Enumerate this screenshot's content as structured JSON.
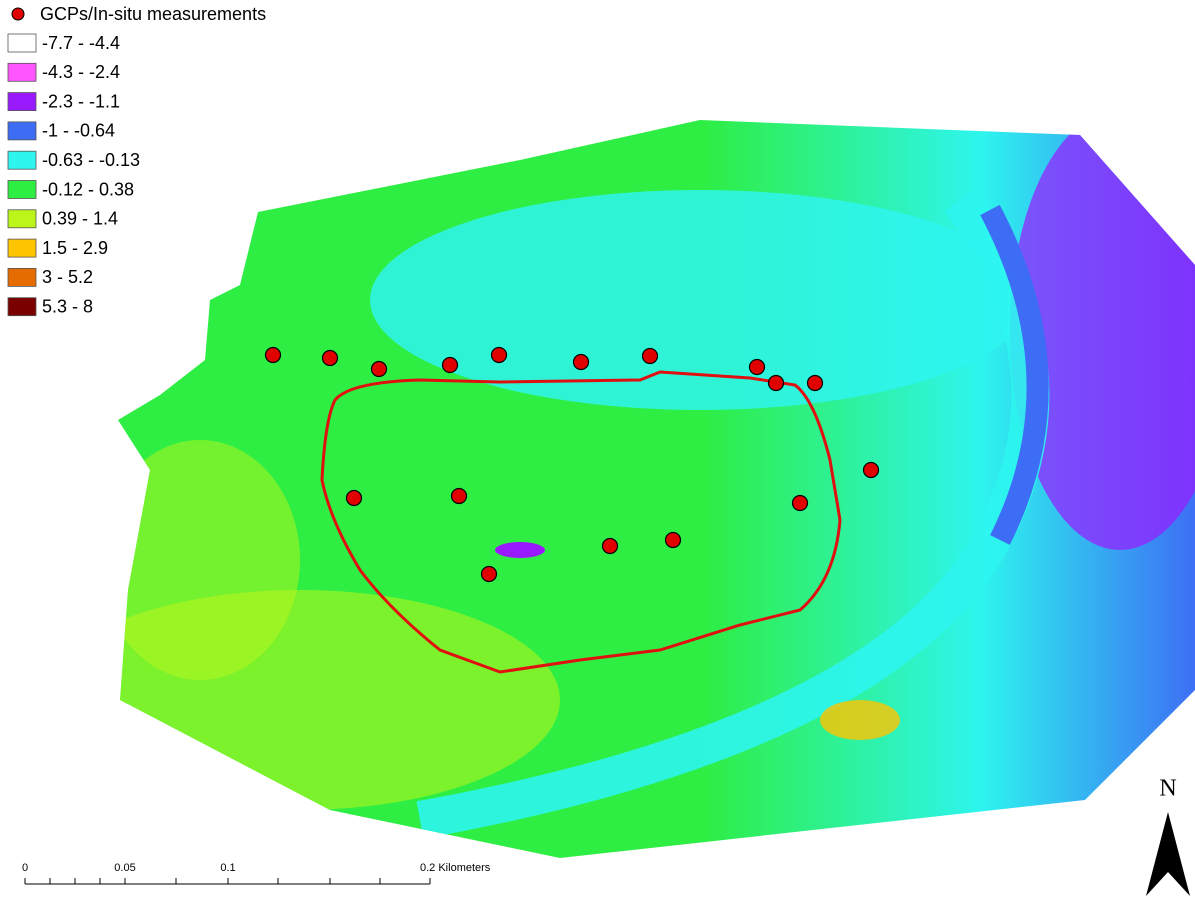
{
  "legend": {
    "point_label": "GCPs/In-situ measurements",
    "classes": [
      {
        "label": "-7.7 - -4.4",
        "color": "#ffffff"
      },
      {
        "label": "-4.3 - -2.4",
        "color": "#ff55ff"
      },
      {
        "label": "-2.3 - -1.1",
        "color": "#9a1aff"
      },
      {
        "label": "-1 - -0.64",
        "color": "#3d6cf5"
      },
      {
        "label": "-0.63 - -0.13",
        "color": "#2ef5ee"
      },
      {
        "label": "-0.12 - 0.38",
        "color": "#2eee44"
      },
      {
        "label": "0.39 - 1.4",
        "color": "#bbf51a"
      },
      {
        "label": "1.5 - 2.9",
        "color": "#ffc400"
      },
      {
        "label": "3 - 5.2",
        "color": "#e56c00"
      },
      {
        "label": "5.3 - 8",
        "color": "#7a0000"
      }
    ]
  },
  "scale_bar": {
    "labels": [
      "0",
      "0.05",
      "0.1",
      "0.2 Kilometers"
    ]
  },
  "north_arrow": "N"
}
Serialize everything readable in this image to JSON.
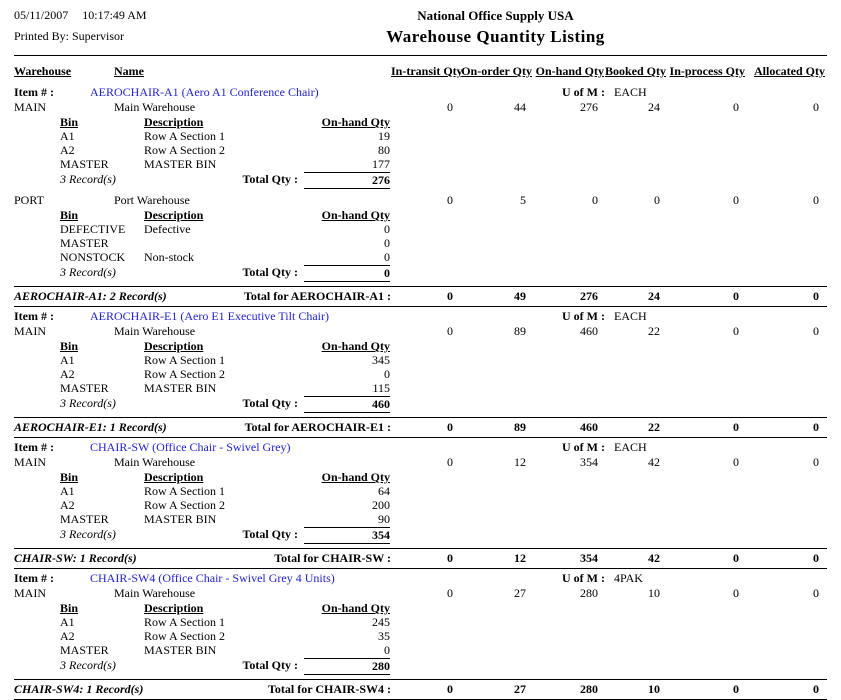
{
  "header": {
    "date": "05/11/2007",
    "time": "10:17:49 AM",
    "printed_by": "Printed By: Supervisor",
    "company": "National Office Supply USA",
    "title": "Warehouse Quantity Listing"
  },
  "labels": {
    "warehouse": "Warehouse",
    "name": "Name",
    "in_transit_qty": "In-transit Qty",
    "on_order_qty": "On-order Qty",
    "on_hand_qty": "On-hand Qty",
    "booked_qty": "Booked Qty",
    "in_process_qty": "In-process Qty",
    "allocated_qty": "Allocated Qty",
    "item_number": "Item # :",
    "uom": "U of M :",
    "bin": "Bin",
    "description": "Description",
    "bin_on_hand_qty": "On-hand Qty",
    "total_qty": "Total Qty :"
  },
  "colors": {
    "link": "#2222CC"
  },
  "items": [
    {
      "name": "AEROCHAIR-A1 (Aero A1 Conference Chair)",
      "uofm": "EACH",
      "warehouses": [
        {
          "code": "MAIN",
          "name": "Main Warehouse",
          "qtys": [
            "0",
            "44",
            "276",
            "24",
            "0",
            "0"
          ],
          "bins": [
            {
              "bin": "A1",
              "desc": "Row A Section 1",
              "qty": "19"
            },
            {
              "bin": "A2",
              "desc": "Row A Section 2",
              "qty": "80"
            },
            {
              "bin": "MASTER",
              "desc": "MASTER BIN",
              "qty": "177"
            }
          ],
          "records": "3 Record(s)",
          "total": "276"
        },
        {
          "code": "PORT",
          "name": "Port Warehouse",
          "qtys": [
            "0",
            "5",
            "0",
            "0",
            "0",
            "0"
          ],
          "bins": [
            {
              "bin": "DEFECTIVE",
              "desc": "Defective",
              "qty": "0"
            },
            {
              "bin": "MASTER",
              "desc": "",
              "qty": "0"
            },
            {
              "bin": "NONSTOCK",
              "desc": "Non-stock",
              "qty": "0"
            }
          ],
          "records": "3 Record(s)",
          "total": "0"
        }
      ],
      "summary_records": "AEROCHAIR-A1: 2 Record(s)",
      "summary_label": "Total for AEROCHAIR-A1 :",
      "summary_qtys": [
        "0",
        "49",
        "276",
        "24",
        "0",
        "0"
      ]
    },
    {
      "name": "AEROCHAIR-E1 (Aero E1 Executive Tilt Chair)",
      "uofm": "EACH",
      "warehouses": [
        {
          "code": "MAIN",
          "name": "Main Warehouse",
          "qtys": [
            "0",
            "89",
            "460",
            "22",
            "0",
            "0"
          ],
          "bins": [
            {
              "bin": "A1",
              "desc": "Row A Section 1",
              "qty": "345"
            },
            {
              "bin": "A2",
              "desc": "Row A Section 2",
              "qty": "0"
            },
            {
              "bin": "MASTER",
              "desc": "MASTER BIN",
              "qty": "115"
            }
          ],
          "records": "3 Record(s)",
          "total": "460"
        }
      ],
      "summary_records": "AEROCHAIR-E1: 1 Record(s)",
      "summary_label": "Total for AEROCHAIR-E1 :",
      "summary_qtys": [
        "0",
        "89",
        "460",
        "22",
        "0",
        "0"
      ]
    },
    {
      "name": "CHAIR-SW (Office Chair - Swivel Grey)",
      "uofm": "EACH",
      "warehouses": [
        {
          "code": "MAIN",
          "name": "Main Warehouse",
          "qtys": [
            "0",
            "12",
            "354",
            "42",
            "0",
            "0"
          ],
          "bins": [
            {
              "bin": "A1",
              "desc": "Row A Section 1",
              "qty": "64"
            },
            {
              "bin": "A2",
              "desc": "Row A Section 2",
              "qty": "200"
            },
            {
              "bin": "MASTER",
              "desc": "MASTER BIN",
              "qty": "90"
            }
          ],
          "records": "3 Record(s)",
          "total": "354"
        }
      ],
      "summary_records": "CHAIR-SW: 1 Record(s)",
      "summary_label": "Total for CHAIR-SW :",
      "summary_qtys": [
        "0",
        "12",
        "354",
        "42",
        "0",
        "0"
      ]
    },
    {
      "name": "CHAIR-SW4 (Office Chair - Swivel Grey 4 Units)",
      "uofm": "4PAK",
      "warehouses": [
        {
          "code": "MAIN",
          "name": "Main Warehouse",
          "qtys": [
            "0",
            "27",
            "280",
            "10",
            "0",
            "0"
          ],
          "bins": [
            {
              "bin": "A1",
              "desc": "Row A Section 1",
              "qty": "245"
            },
            {
              "bin": "A2",
              "desc": "Row A Section 2",
              "qty": "35"
            },
            {
              "bin": "MASTER",
              "desc": "MASTER BIN",
              "qty": "0"
            }
          ],
          "records": "3 Record(s)",
          "total": "280"
        }
      ],
      "summary_records": "CHAIR-SW4: 1 Record(s)",
      "summary_label": "Total for CHAIR-SW4 :",
      "summary_qtys": [
        "0",
        "27",
        "280",
        "10",
        "0",
        "0"
      ]
    }
  ]
}
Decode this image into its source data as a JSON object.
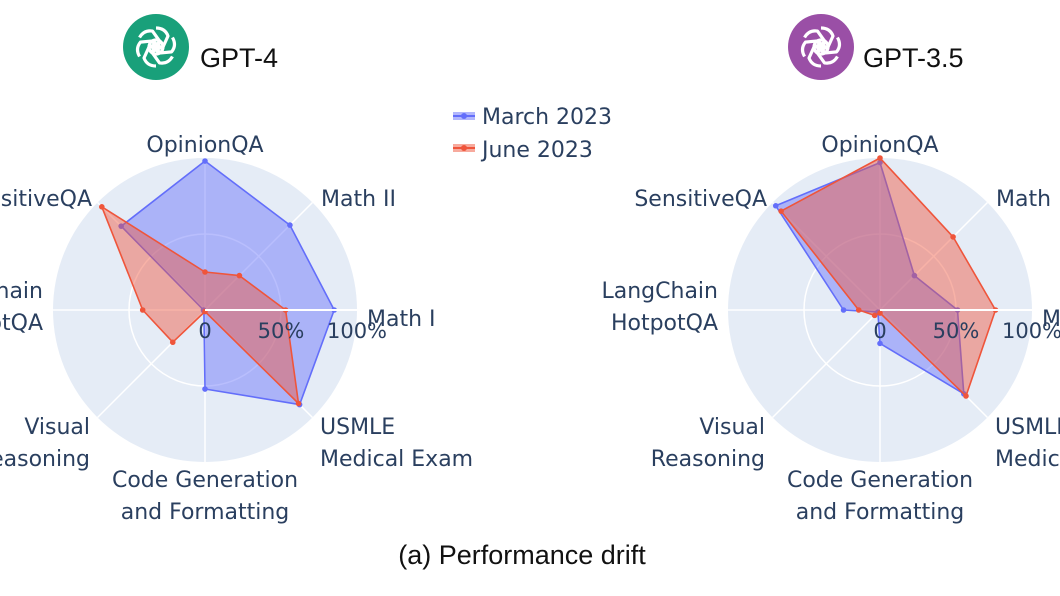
{
  "caption": "(a) Performance drift",
  "legend": [
    {
      "name": "March 2023",
      "color": "#636efa"
    },
    {
      "name": "June 2023",
      "color": "#ef553b"
    }
  ],
  "chart_data": [
    {
      "type": "radar",
      "title": "GPT-4",
      "logo_icon": "openai-logo-icon",
      "logo_color": "#19a07a",
      "categories": [
        "Math I",
        "Math II",
        "OpinionQA",
        "SensitiveQA",
        "LangChain HotpotQA",
        "Visual Reasoning",
        "Code Generation and Formatting",
        "USMLE Medical Exam"
      ],
      "radial_ticks": [
        "0",
        "50%",
        "100%"
      ],
      "range": [
        0,
        100
      ],
      "series": [
        {
          "name": "March 2023",
          "values": [
            85,
            79,
            98,
            78,
            1,
            1,
            52,
            88
          ]
        },
        {
          "name": "June 2023",
          "values": [
            53,
            32,
            25,
            96,
            41,
            30,
            1,
            87
          ]
        }
      ]
    },
    {
      "type": "radar",
      "title": "GPT-3.5",
      "logo_icon": "openai-logo-icon",
      "logo_color": "#9a4fa6",
      "categories": [
        "Math I",
        "Math II",
        "OpinionQA",
        "SensitiveQA",
        "LangChain HotpotQA",
        "Visual Reasoning",
        "Code Generation and Formatting",
        "USMLE Medical Exam"
      ],
      "radial_ticks": [
        "0",
        "50%",
        "100%"
      ],
      "range": [
        0,
        100
      ],
      "series": [
        {
          "name": "March 2023",
          "values": [
            51,
            32,
            97,
            97,
            24,
            2,
            22,
            78
          ]
        },
        {
          "name": "June 2023",
          "values": [
            76,
            68,
            100,
            92,
            14,
            5,
            2,
            80
          ]
        }
      ]
    }
  ]
}
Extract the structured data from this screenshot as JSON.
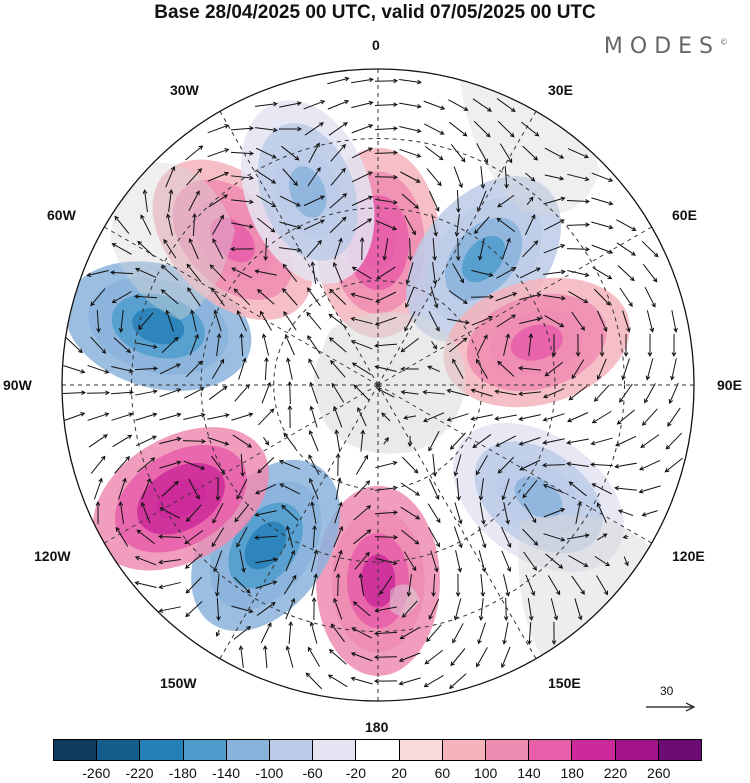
{
  "title": "Base 28/04/2025 00 UTC, valid 07/05/2025 00 UTC",
  "logo": "MODES",
  "logo_mark": "©",
  "longitude_labels": {
    "top": "0",
    "bottom": "180",
    "w30": "30W",
    "e30": "30E",
    "w60": "60W",
    "e60": "60E",
    "w90": "90W",
    "e90": "90E",
    "w120": "120W",
    "e120": "120E",
    "w150": "150W",
    "e150": "150E"
  },
  "reference_vector": "30",
  "colorbar": {
    "colors": [
      "#0d3b5e",
      "#135e8c",
      "#2680b8",
      "#4e9ccc",
      "#8ab3dc",
      "#bccbe8",
      "#e4e4f2",
      "#ffffff",
      "#fad9da",
      "#f5b3bc",
      "#ef8cb1",
      "#e75ea9",
      "#cc2a9a",
      "#a21288",
      "#6e0a73"
    ],
    "ticks": [
      "-260",
      "-220",
      "-180",
      "-140",
      "-100",
      "-60",
      "-20",
      "20",
      "60",
      "100",
      "140",
      "180",
      "220",
      "260"
    ]
  },
  "anomaly_cells": [
    {
      "lon": 0,
      "lat_from_pole": 0.45,
      "value": 180
    },
    {
      "lon": 40,
      "lat_from_pole": 0.52,
      "value": -140
    },
    {
      "lon": 75,
      "lat_from_pole": 0.52,
      "value": 160
    },
    {
      "lon": 125,
      "lat_from_pole": 0.62,
      "value": -100
    },
    {
      "lon": 180,
      "lat_from_pole": 0.62,
      "value": 200
    },
    {
      "lon": 215,
      "lat_from_pole": 0.62,
      "value": -200
    },
    {
      "lon": 240,
      "lat_from_pole": 0.72,
      "value": 220
    },
    {
      "lon": 285,
      "lat_from_pole": 0.72,
      "value": -200
    },
    {
      "lon": 315,
      "lat_from_pole": 0.65,
      "value": 160
    },
    {
      "lon": 340,
      "lat_from_pole": 0.65,
      "value": -100
    }
  ]
}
--
◆ **AIM**
Identify the lines that contain the string "hand", and copy every one of them.

◆ **EXERCISE RESULT**
    "on_hand_qty": "On-hand Qty",
    "bin_on_hand_qty": "On-hand Qty",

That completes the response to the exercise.